*WRITTEN TASK:* Write out all the entries word for word, but skip any images.
▼
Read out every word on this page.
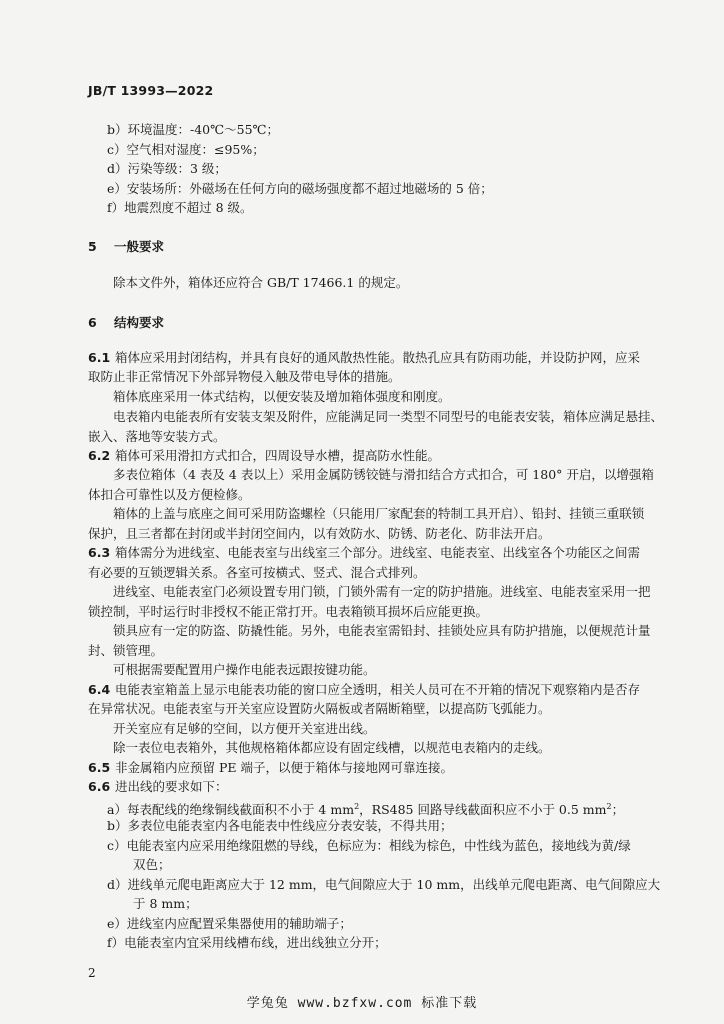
JB/T 13993—2022
b）环境温度：-40℃～55℃；
c）空气相对湿度：≤95%；
d）污染等级：3 级；
e）安装场所：外磁场在任何方向的磁场强度都不超过地磁场的 5 倍；
f）地震烈度不超过 8 级。
5 一般要求
除本文件外，箱体还应符合 GB/T 17466.1 的规定。
6 结构要求
6.1 箱体应采用封闭结构，并具有良好的通风散热性能。散热孔应具有防雨功能，并设防护网，应采
取防止非正常情况下外部异物侵入触及带电导体的措施。
箱体底座采用一体式结构，以便安装及增加箱体强度和刚度。
电表箱内电能表所有安装支架及附件，应能满足同一类型不同型号的电能表安装，箱体应满足悬挂、
嵌入、落地等安装方式。
6.2 箱体可采用滑扣方式扣合，四周设导水槽，提高防水性能。
多表位箱体（4 表及 4 表以上）采用金属防锈铰链与滑扣结合方式扣合，可 180° 开启，以增强箱
体扣合可靠性以及方便检修。
箱体的上盖与底座之间可采用防盗螺栓（只能用厂家配套的特制工具开启）、铅封、挂锁三重联锁
保护，且三者都在封闭或半封闭空间内，以有效防水、防锈、防老化、防非法开启。
6.3 箱体需分为进线室、电能表室与出线室三个部分。进线室、电能表室、出线室各个功能区之间需
有必要的互锁逻辑关系。各室可按横式、竖式、混合式排列。
进线室、电能表室门必须设置专用门锁，门锁外需有一定的防护措施。进线室、电能表室采用一把
锁控制，平时运行时非授权不能正常打开。电表箱锁耳损坏后应能更换。
锁具应有一定的防盗、防撬性能。另外，电能表室需铅封、挂锁处应具有防护措施，以便规范计量
封、锁管理。
可根据需要配置用户操作电能表远跟按键功能。
6.4 电能表室箱盖上显示电能表功能的窗口应全透明，相关人员可在不开箱的情况下观察箱内是否存
在异常状况。电能表室与开关室应设置防火隔板或者隔断箱壁，以提高防飞弧能力。
开关室应有足够的空间，以方便开关室进出线。
除一表位电表箱外，其他规格箱体都应设有固定线槽，以规范电表箱内的走线。
6.5 非金属箱内应预留 PE 端子，以便于箱体与接地网可靠连接。
6.6 进出线的要求如下：
a）每表配线的绝缘铜线截面积不小于 4 $mm^2$，RS485 回路导线截面积应不小于 0.5 $mm^2$；
b）多表位电能表室内各电能表中性线应分表安装，不得共用；
c）电能表室内应采用绝缘阻燃的导线，色标应为：相线为棕色，中性线为蓝色，接地线为黄/绿
双色；
d）进线单元爬电距离应大于 12 mm，电气间隙应大于 10 mm，出线单元爬电距离、电气间隙应大
于 8 mm；
e）进线室内应配置采集器使用的辅助端子；
f）电能表室内宜采用线槽布线，进出线独立分开；
2
学兔兔 www.bzfxw.com 标准下载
▲
*ANSWER TO THIS PROBLEM:*
Read out every word on this page.
JB/T 13993—2022
b）环境温度：-40℃～55℃；
c）空气相对湿度：≤95%；
d）污染等级：3 级；
e）安装场所：外磁场在任何方向的磁场强度都不超过地磁场的 5 倍；
f）地震烈度不超过 8 级。
5 一般要求
除本文件外，箱体还应符合 GB/T 17466.1 的规定。
6 结构要求
6.1 箱体应采用封闭结构，并具有良好的通风散热性能。散热孔应具有防雨功能，并设防护网，应采
取防止非正常情况下外部异物侵入触及带电导体的措施。
箱体底座采用一体式结构，以便安装及增加箱体强度和刚度。
电表箱内电能表所有安装支架及附件，应能满足同一类型不同型号的电能表安装，箱体应满足悬挂、
嵌入、落地等安装方式。
6.2 箱体可采用滑扣方式扣合，四周设导水槽，提高防水性能。
多表位箱体（4 表及 4 表以上）采用金属防锈铰链与滑扣结合方式扣合，可 180° 开启，以增强箱
体扣合可靠性以及方便检修。
箱体的上盖与底座之间可采用防盗螺栓（只能用厂家配套的特制工具开启）、铅封、挂锁三重联锁
保护，且三者都在封闭或半封闭空间内，以有效防水、防锈、防老化、防非法开启。
6.3 箱体需分为进线室、电能表室与出线室三个部分。进线室、电能表室、出线室各个功能区之间需
有必要的互锁逻辑关系。各室可按横式、竖式、混合式排列。
进线室、电能表室门必须设置专用门锁，门锁外需有一定的防护措施。进线室、电能表室采用一把
锁控制，平时运行时非授权不能正常打开。电表箱锁耳损坏后应能更换。
锁具应有一定的防盗、防撬性能。另外，电能表室需铅封、挂锁处应具有防护措施，以便规范计量
封、锁管理。
可根据需要配置用户操作电能表远跟按键功能。
6.4 电能表室箱盖上显示电能表功能的窗口应全透明，相关人员可在不开箱的情况下观察箱内是否存
在异常状况。电能表室与开关室应设置防火隔板或者隔断箱壁，以提高防飞弧能力。
开关室应有足够的空间，以方便开关室进出线。
除一表位电表箱外，其他规格箱体都应设有固定线槽，以规范电表箱内的走线。
6.5 非金属箱内应预留 PE 端子，以便于箱体与接地网可靠连接。
6.6 进出线的要求如下：
a）每表配线的绝缘铜线截面积不小于 4 $mm^2$，RS485 回路导线截面积应不小于 0.5 $mm^2$；
b）多表位电能表室内各电能表中性线应分表安装，不得共用；
c）电能表室内应采用绝缘阻燃的导线，色标应为：相线为棕色，中性线为蓝色，接地线为黄/绿
双色；
d）进线单元爬电距离应大于 12 mm，电气间隙应大于 10 mm，出线单元爬电距离、电气间隙应大
于 8 mm；
e）进线室内应配置采集器使用的辅助端子；
f）电能表室内宜采用线槽布线，进出线独立分开；
2
学兔兔 www.bzfxw.com 标准下载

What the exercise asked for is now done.